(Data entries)
╭──

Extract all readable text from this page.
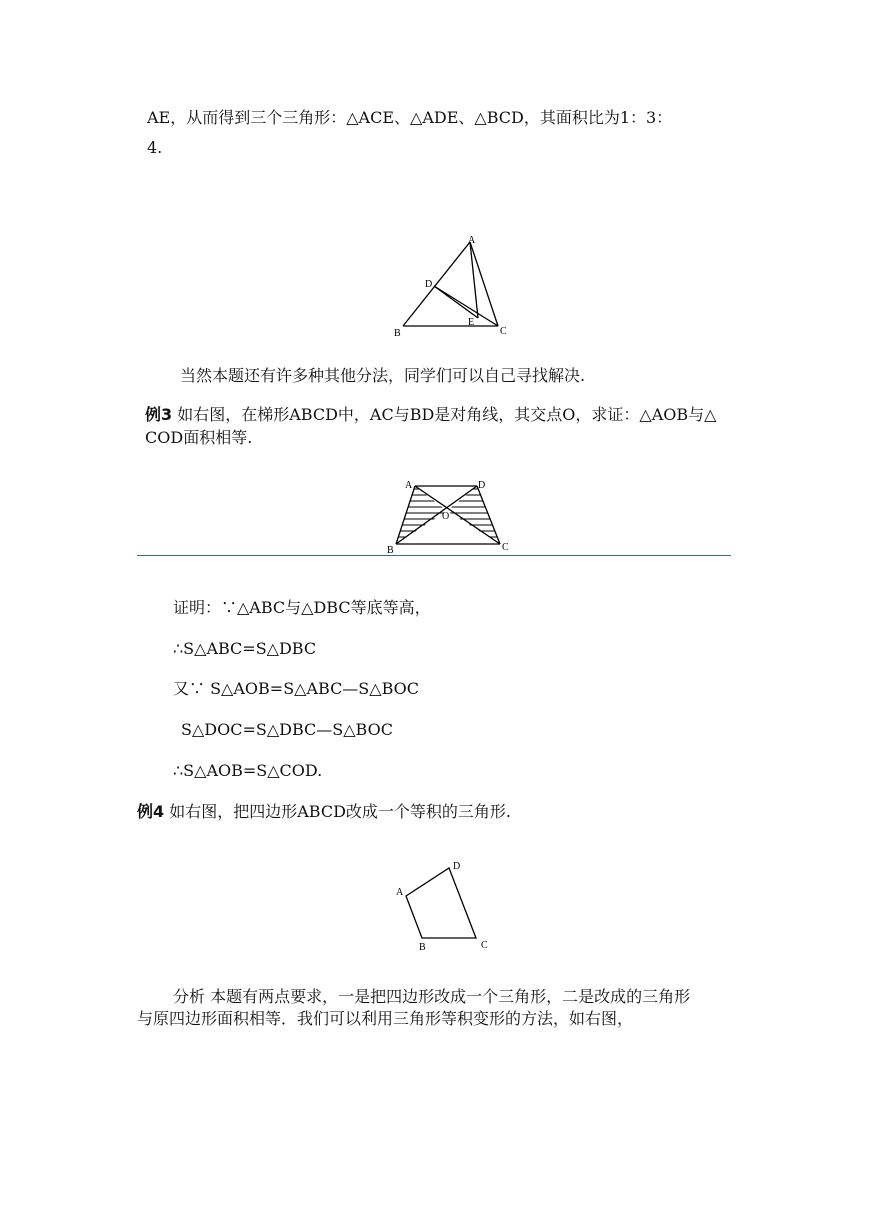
AE，从而得到三个三角形：△ACE、△ADE、△BCD，其面积比为1：3：
4.
A
B	C
D
E
当然本题还有许多种其他分法，同学们可以自己寻找解决.
例3 如右图，在梯形ABCD中，AC与BD是对角线，其交点O，求证：△AOB与△
COD面积相等.
A	D
O
B	C
证明：∵△ABC与△DBC等底等高，
∴S△ABC=S△DBC
又∵ S△AOB=S△ABC—S△BOC
S△DOC=S△DBC—S△BOC
∴S△AOB=S△COD.
例4 如右图，把四边形ABCD改成一个等积的三角形.
A
D
B	C
分析 本题有两点要求，一是把四边形改成一个三角形，二是改成的三角形
与原四边形面积相等．我们可以利用三角形等积变形的方法，如右图，
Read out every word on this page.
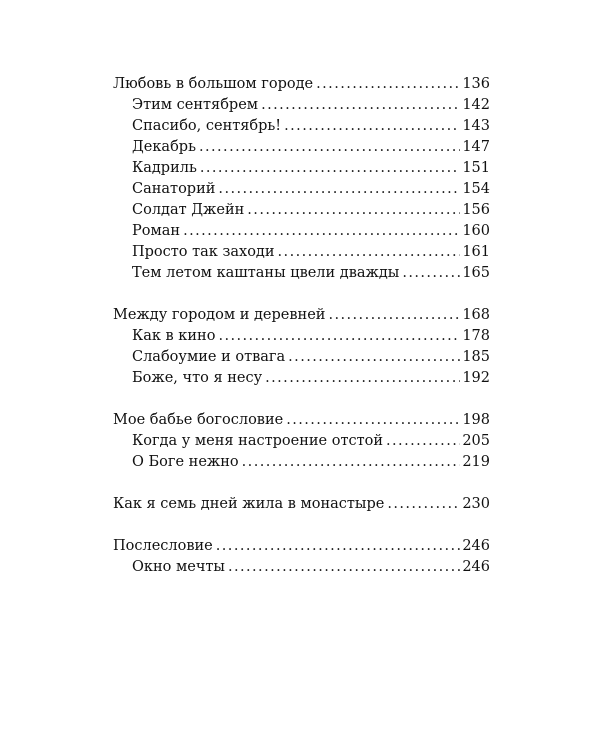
Любовь в большом городе . . .	136
Этим сентябрем . . .	142
Спасибо, сентябрь! . . .	143
Декабрь . . .	147
Кадриль . . .	151
Санаторий . . .	154
Солдат Джейн . . .	156
Роман . . .	160
Просто так заходи . . .	161
Тем летом каштаны цвели дважды . . .	165
Между городом и деревней . . .	168
Как в кино . . .	178
Слабоумие и отвага . . .	185
Боже, что я несу . . .	192
Мое бабье богословие . . .	198
Когда у меня настроение отстой . . .	205
О Боге нежно . . .	219
Как я семь дней жила в монастыре . . .	230
Послесловие . . .	246
Окно мечты . . .	246
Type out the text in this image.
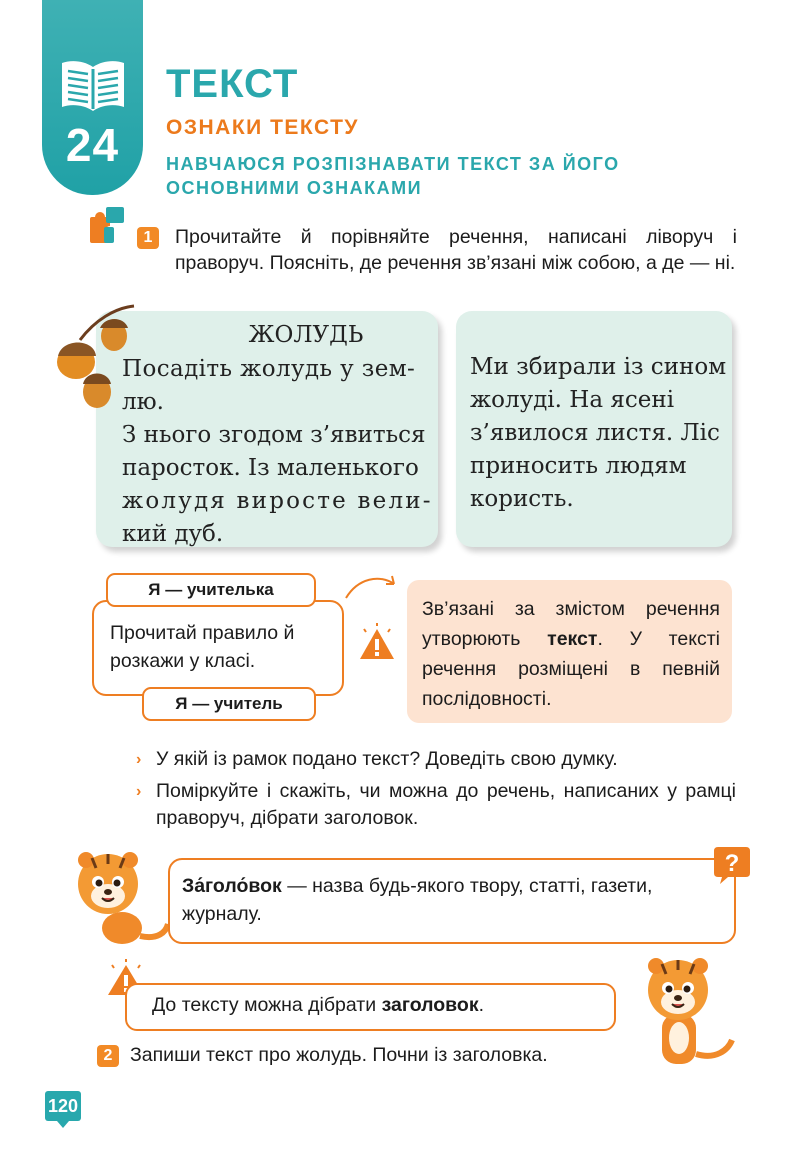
24
ТЕКСТ
ОЗНАКИ ТЕКСТУ
НАВЧАЮСЯ РОЗПІЗНАВАТИ ТЕКСТ ЗА ЙОГО ОСНОВНИМИ ОЗНАКАМИ
1	Прочитайте й порівняйте речення, написані ліворуч і праворуч. Поясніть, де речення зв’язані між собою, а де — ні.
ЖОЛУДЬ
Посадіть жолудь у зем-
лю.
З нього згодом з’явиться
паросток. Із маленького
жолудя виросте вели-
кий дуб.
Ми збирали із сином
жолуді. На ясені
з’явилося листя. Ліс
приносить людям
користь.
Я — учителька
Прочитай правило й розкажи у класі.
Я — учитель
Зв’язані за змістом речення утворюють текст. У тексті речення розміщені в певній послідовності.
› У якій із рамок подано текст? Доведіть свою думку.
› Поміркуйте і скажіть, чи можна до речень, написаних у рамці праворуч, дібрати заголовок.
За́голо́вок — назва будь-якого твору, статті, газети, журналу.
?
До тексту можна дібрати заголовок.
2 Запиши текст про жолудь. Почни із заголовка.
120
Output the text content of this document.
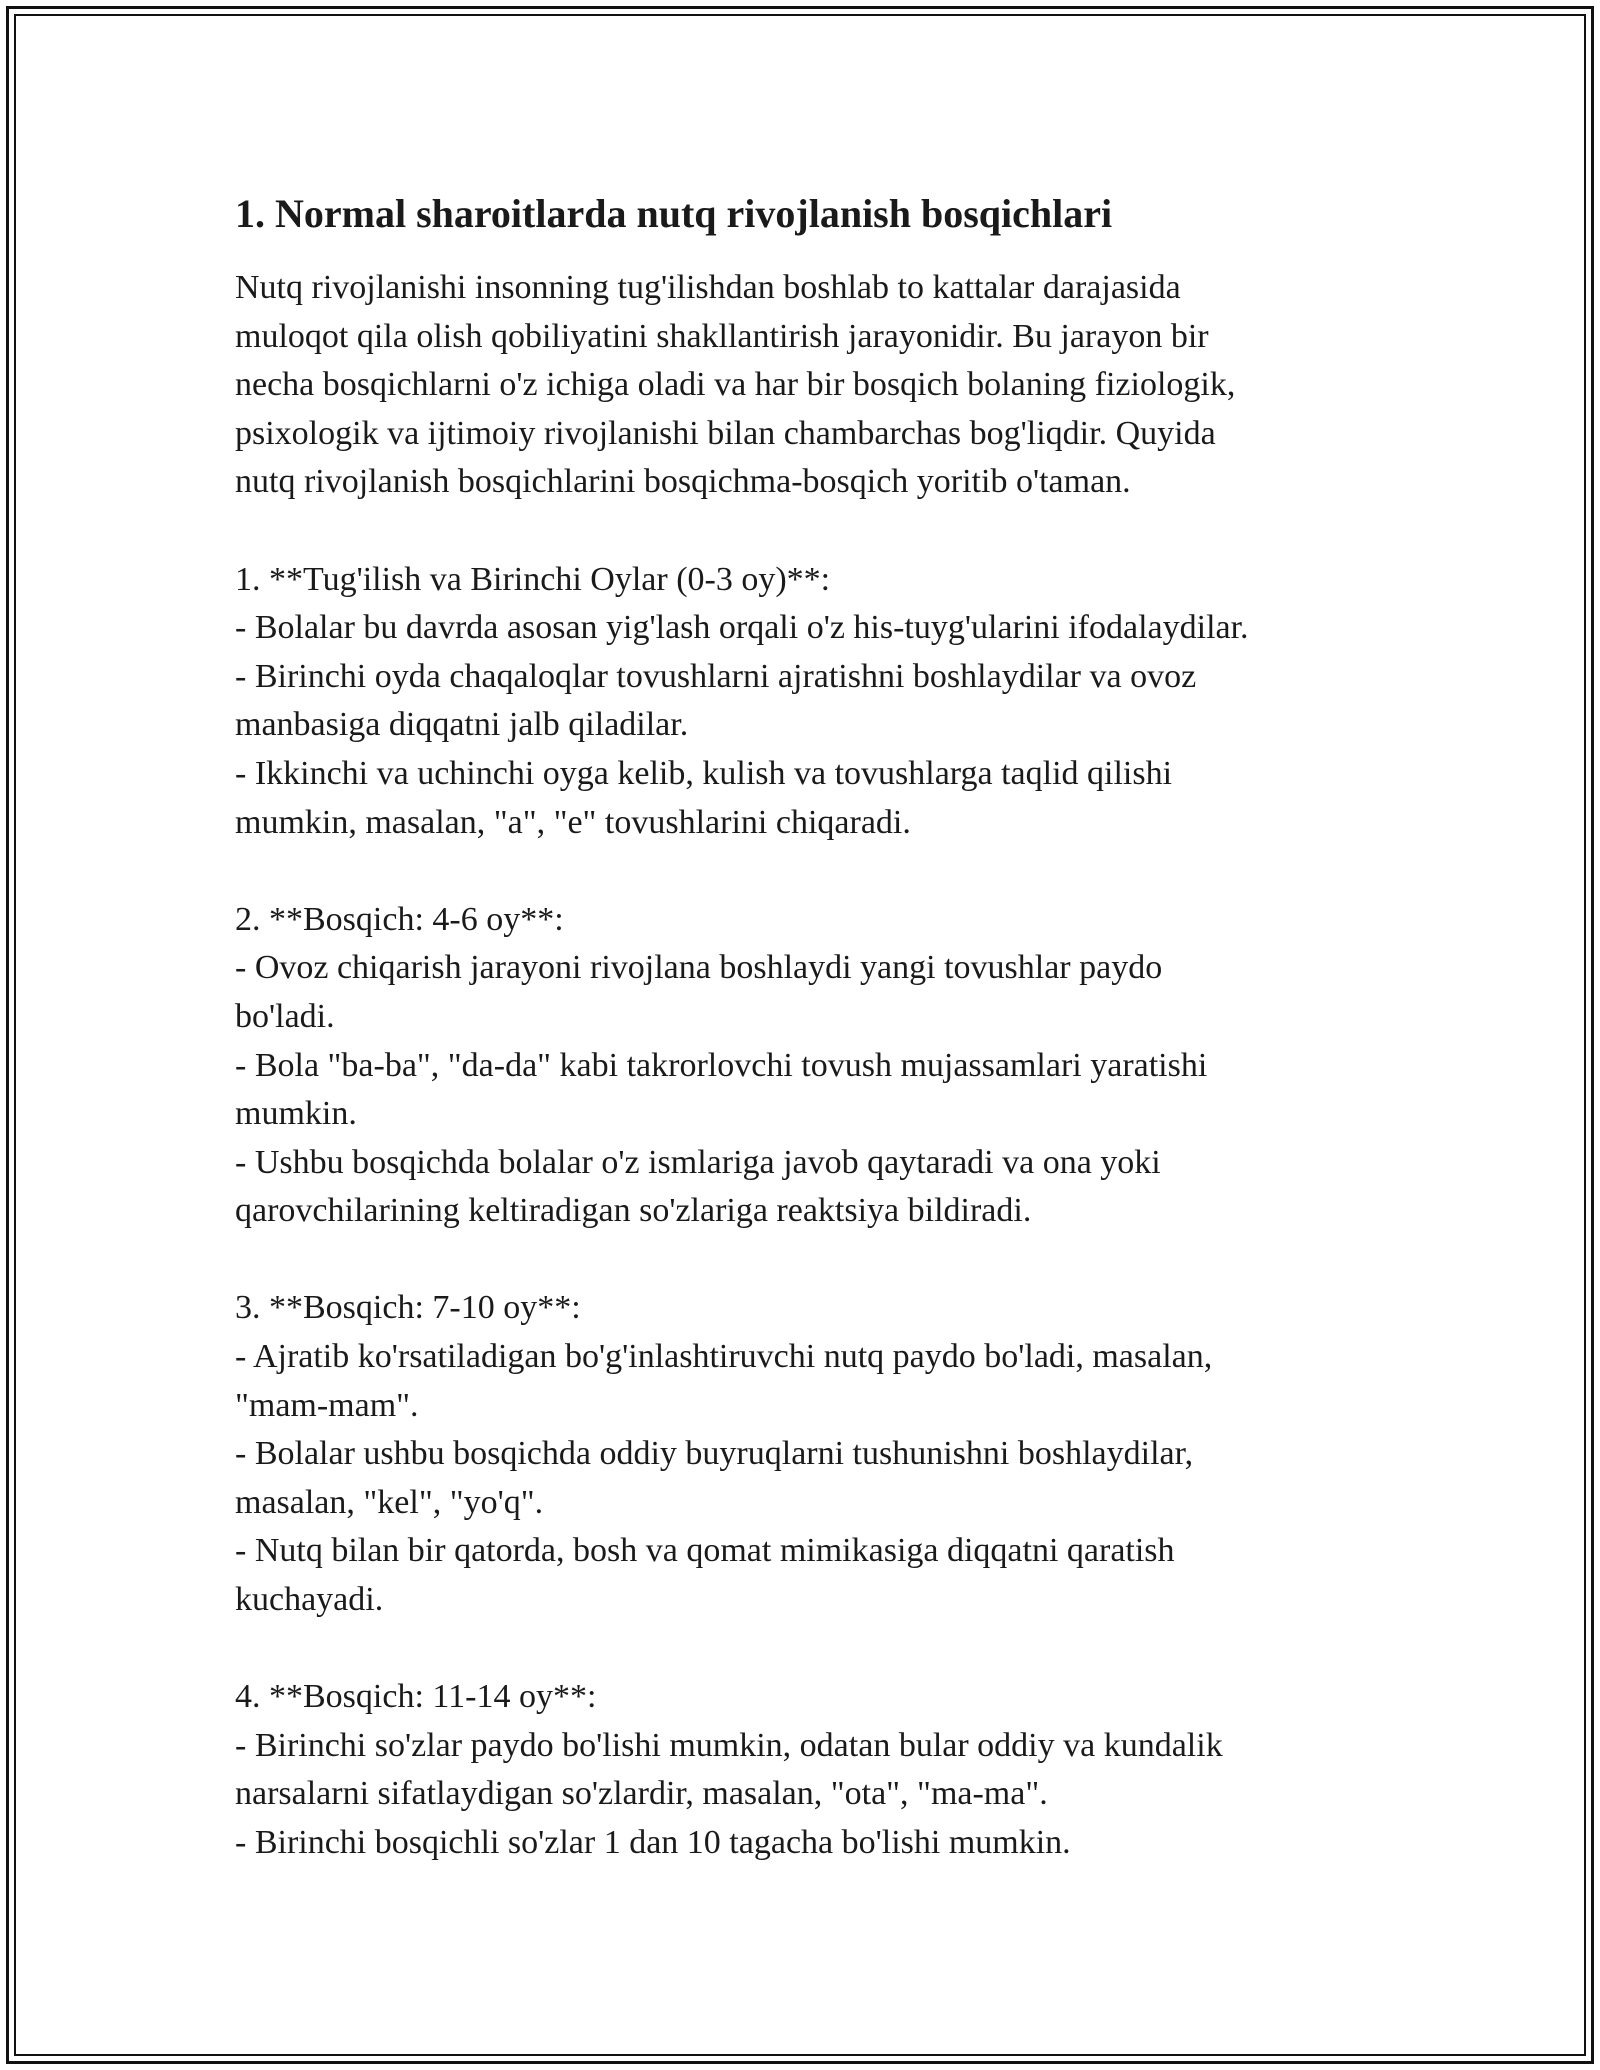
1. Normal sharoitlarda nutq rivojlanish bosqichlari

Nutq rivojlanishi insonning tug'ilishdan boshlab to kattalar darajasida
muloqot qila olish qobiliyatini shakllantirish jarayonidir. Bu jarayon bir
necha bosqichlarni o'z ichiga oladi va har bir bosqich bolaning fiziologik,
psixologik va ijtimoiy rivojlanishi bilan chambarchas bog'liqdir. Quyida
nutq rivojlanish bosqichlarini bosqichma-bosqich yoritib o'taman.

1. **Tug'ilish va Birinchi Oylar (0-3 oy)**:
- Bolalar bu davrda asosan yig'lash orqali o'z his-tuyg'ularini ifodalaydilar.
- Birinchi oyda chaqaloqlar tovushlarni ajratishni boshlaydilar va ovoz
manbasiga diqqatni jalb qiladilar.
- Ikkinchi va uchinchi oyga kelib, kulish va tovushlarga taqlid qilishi
mumkin, masalan, "a", "e" tovushlarini chiqaradi.

2. **Bosqich: 4-6 oy**:
- Ovoz chiqarish jarayoni rivojlana boshlaydi yangi tovushlar paydo
bo'ladi.
- Bola "ba-ba", "da-da" kabi takrorlovchi tovush mujassamlari yaratishi
mumkin.
- Ushbu bosqichda bolalar o'z ismlariga javob qaytaradi va ona yoki
qarovchilarining keltiradigan so'zlariga reaktsiya bildiradi.

3. **Bosqich: 7-10 oy**:
- Ajratib ko'rsatiladigan bo'g'inlashtiruvchi nutq paydo bo'ladi, masalan,
"mam-mam".
- Bolalar ushbu bosqichda oddiy buyruqlarni tushunishni boshlaydilar,
masalan, "kel", "yo'q".
- Nutq bilan bir qatorda, bosh va qomat mimikasiga diqqatni qaratish
kuchayadi.

4. **Bosqich: 11-14 oy**:
- Birinchi so'zlar paydo bo'lishi mumkin, odatan bular oddiy va kundalik
narsalarni sifatlaydigan so'zlardir, masalan, "ota", "ma-ma".
- Birinchi bosqichli so'zlar 1 dan 10 tagacha bo'lishi mumkin.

╰──

WHAT IS REQUIRED: Every record above must be given again exactly; drop the pictures.

EXERCISE SOLUTION:
Extract all readable text from this page.
AE，从而得到三个三角形：△ACE、△ADE、△BCD，其面积比为1：3：
4.
A
B	C
D
E
当然本题还有许多种其他分法，同学们可以自己寻找解决.
例3 如右图，在梯形ABCD中，AC与BD是对角线，其交点O，求证：△AOB与△
COD面积相等.
A	D
O
B	C
证明：∵△ABC与△DBC等底等高，
∴S△ABC=S△DBC
又∵ S△AOB=S△ABC—S△BOC
S△DOC=S△DBC—S△BOC
∴S△AOB=S△COD.
例4 如右图，把四边形ABCD改成一个等积的三角形.
A
D
B	C
分析 本题有两点要求，一是把四边形改成一个三角形，二是改成的三角形
与原四边形面积相等．我们可以利用三角形等积变形的方法，如右图，
Read out every word on this page.
Любовь в большом городе . . .	136
Этим сентябрем . . .	142
Спасибо, сентябрь! . . .	143
Декабрь . . .	147
Кадриль . . .	151
Санаторий . . .	154
Солдат Джейн . . .	156
Роман . . .	160
Просто так заходи . . .	161
Тем летом каштаны цвели дважды . . .	165
Между городом и деревней . . .	168
Как в кино . . .	178
Слабоумие и отвага . . .	185
Боже, что я несу . . .	192
Мое бабье богословие . . .	198
Когда у меня настроение отстой . . .	205
О Боге нежно . . .	219
Как я семь дней жила в монастыре . . .	230
Послесловие . . .	246
Окно мечты . . .	246
Type out the text in this image.
24
ТЕКСТ
ОЗНАКИ ТЕКСТУ
НАВЧАЮСЯ РОЗПІЗНАВАТИ ТЕКСТ ЗА ЙОГО ОСНОВНИМИ ОЗНАКАМИ
1	Прочитайте й порівняйте речення, написані ліворуч і праворуч. Поясніть, де речення зв’язані між собою, а де — ні.
ЖОЛУДЬ
Посадіть жолудь у зем-
лю.
З нього згодом з’явиться
паросток. Із маленького
жолудя виросте вели-
кий дуб.
Ми збирали із сином
жолуді. На ясені
з’явилося листя. Ліс
приносить людям
користь.
Я — учителька
Прочитай правило й розкажи у класі.
Я — учитель
Зв’язані за змістом речення утворюють текст. У тексті речення розміщені в певній послідовності.
› У якій із рамок подано текст? Доведіть свою думку.
› Поміркуйте і скажіть, чи можна до речень, написаних у рамці праворуч, дібрати заголовок.
За́голо́вок — назва будь-якого твору, статті, газети, журналу.
?
До тексту можна дібрати заголовок.
2 Запиши текст про жолудь. Почни із заголовка.
120
Output the text content of this document.
1. Normal sharoitlarda nutq rivojlanish bosqichlari

Nutq rivojlanishi insonning tug'ilishdan boshlab to kattalar darajasida
muloqot qila olish qobiliyatini shakllantirish jarayonidir. Bu jarayon bir
necha bosqichlarni o'z ichiga oladi va har bir bosqich bolaning fiziologik,
psixologik va ijtimoiy rivojlanishi bilan chambarchas bog'liqdir. Quyida
nutq rivojlanish bosqichlarini bosqichma-bosqich yoritib o'taman.

1. **Tug'ilish va Birinchi Oylar (0-3 oy)**:
- Bolalar bu davrda asosan yig'lash orqali o'z his-tuyg'ularini ifodalaydilar.
- Birinchi oyda chaqaloqlar tovushlarni ajratishni boshlaydilar va ovoz
manbasiga diqqatni jalb qiladilar.
- Ikkinchi va uchinchi oyga kelib, kulish va tovushlarga taqlid qilishi
mumkin, masalan, "a", "e" tovushlarini chiqaradi.

2. **Bosqich: 4-6 oy**:
- Ovoz chiqarish jarayoni rivojlana boshlaydi yangi tovushlar paydo
bo'ladi.
- Bola "ba-ba", "da-da" kabi takrorlovchi tovush mujassamlari yaratishi
mumkin.
- Ushbu bosqichda bolalar o'z ismlariga javob qaytaradi va ona yoki
qarovchilarining keltiradigan so'zlariga reaktsiya bildiradi.

3. **Bosqich: 7-10 oy**:
- Ajratib ko'rsatiladigan bo'g'inlashtiruvchi nutq paydo bo'ladi, masalan,
"mam-mam".
- Bolalar ushbu bosqichda oddiy buyruqlarni tushunishni boshlaydilar,
masalan, "kel", "yo'q".
- Nutq bilan bir qatorda, bosh va qomat mimikasiga diqqatni qaratish
kuchayadi.

4. **Bosqich: 11-14 oy**:
- Birinchi so'zlar paydo bo'lishi mumkin, odatan bular oddiy va kundalik
narsalarni sifatlaydigan so'zlardir, masalan, "ota", "ma-ma".
- Birinchi bosqichli so'zlar 1 dan 10 tagacha bo'lishi mumkin.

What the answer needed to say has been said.